Aim -
Search the data below for the word "Planned" and copy each line that holds it.

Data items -
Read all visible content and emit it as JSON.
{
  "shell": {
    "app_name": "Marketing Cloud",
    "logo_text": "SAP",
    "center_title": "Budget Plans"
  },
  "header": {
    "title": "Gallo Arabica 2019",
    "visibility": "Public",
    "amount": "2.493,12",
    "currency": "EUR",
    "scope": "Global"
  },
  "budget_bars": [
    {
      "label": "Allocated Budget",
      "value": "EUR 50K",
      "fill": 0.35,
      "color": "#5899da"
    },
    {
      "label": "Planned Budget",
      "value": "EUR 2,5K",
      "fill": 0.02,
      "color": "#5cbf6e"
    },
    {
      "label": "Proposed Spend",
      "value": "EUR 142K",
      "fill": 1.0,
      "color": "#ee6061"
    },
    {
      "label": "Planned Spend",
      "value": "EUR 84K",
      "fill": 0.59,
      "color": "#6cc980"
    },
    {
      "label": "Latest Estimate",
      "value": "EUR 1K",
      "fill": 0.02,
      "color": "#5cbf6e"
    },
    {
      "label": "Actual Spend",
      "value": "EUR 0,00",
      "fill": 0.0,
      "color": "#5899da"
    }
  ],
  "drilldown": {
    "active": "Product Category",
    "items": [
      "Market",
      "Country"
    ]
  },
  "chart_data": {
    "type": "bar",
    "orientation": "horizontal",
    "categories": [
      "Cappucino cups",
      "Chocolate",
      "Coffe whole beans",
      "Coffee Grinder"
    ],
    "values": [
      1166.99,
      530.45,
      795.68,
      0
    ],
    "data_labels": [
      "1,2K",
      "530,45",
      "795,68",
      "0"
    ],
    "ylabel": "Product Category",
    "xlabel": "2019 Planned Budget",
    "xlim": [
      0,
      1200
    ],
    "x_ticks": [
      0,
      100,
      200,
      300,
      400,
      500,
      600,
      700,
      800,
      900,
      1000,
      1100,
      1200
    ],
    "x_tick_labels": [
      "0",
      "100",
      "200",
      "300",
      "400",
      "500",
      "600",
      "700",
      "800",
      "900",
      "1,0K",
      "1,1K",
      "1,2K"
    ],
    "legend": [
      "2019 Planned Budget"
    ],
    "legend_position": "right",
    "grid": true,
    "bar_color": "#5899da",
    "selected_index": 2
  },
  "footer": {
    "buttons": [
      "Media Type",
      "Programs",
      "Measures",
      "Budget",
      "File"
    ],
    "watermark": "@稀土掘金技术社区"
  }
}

Full solution -
      "label": "Planned Budget",
      "label": "Planned Spend",
    "xlabel": "2019 Planned Budget",
      "2019 Planned Budget"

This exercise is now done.